**Collected data**
## START
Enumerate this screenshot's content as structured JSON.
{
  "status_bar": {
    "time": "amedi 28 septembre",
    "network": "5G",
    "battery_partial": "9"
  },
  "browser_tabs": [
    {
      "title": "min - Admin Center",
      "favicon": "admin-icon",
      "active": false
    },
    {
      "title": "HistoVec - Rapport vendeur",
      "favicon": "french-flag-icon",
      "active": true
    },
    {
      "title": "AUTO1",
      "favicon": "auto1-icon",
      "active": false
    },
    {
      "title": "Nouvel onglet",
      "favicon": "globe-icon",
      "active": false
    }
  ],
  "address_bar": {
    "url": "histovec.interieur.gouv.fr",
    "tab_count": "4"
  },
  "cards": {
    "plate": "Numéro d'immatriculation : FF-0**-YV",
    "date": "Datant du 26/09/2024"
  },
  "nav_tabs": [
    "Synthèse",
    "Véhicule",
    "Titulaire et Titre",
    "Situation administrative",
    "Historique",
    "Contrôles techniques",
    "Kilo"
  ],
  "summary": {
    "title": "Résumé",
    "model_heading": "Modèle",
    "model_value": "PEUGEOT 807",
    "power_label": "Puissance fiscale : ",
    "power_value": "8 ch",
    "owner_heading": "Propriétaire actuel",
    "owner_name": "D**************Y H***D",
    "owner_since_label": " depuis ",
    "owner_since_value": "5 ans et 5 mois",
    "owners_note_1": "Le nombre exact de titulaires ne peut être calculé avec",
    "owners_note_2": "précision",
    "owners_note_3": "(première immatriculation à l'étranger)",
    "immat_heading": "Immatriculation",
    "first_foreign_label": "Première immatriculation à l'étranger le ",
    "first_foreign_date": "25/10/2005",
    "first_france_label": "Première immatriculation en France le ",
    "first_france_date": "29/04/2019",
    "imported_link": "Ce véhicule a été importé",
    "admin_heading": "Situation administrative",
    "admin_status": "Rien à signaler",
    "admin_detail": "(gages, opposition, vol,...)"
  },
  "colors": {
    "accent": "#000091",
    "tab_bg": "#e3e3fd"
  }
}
## END
**Task requirements**
Out of the material above, gather each line where "étranger" appears.

**Response**
    "owners_note_3": "(première immatriculation à l'étranger)",
    "first_foreign_label": "Première immatriculation à l'étranger le ",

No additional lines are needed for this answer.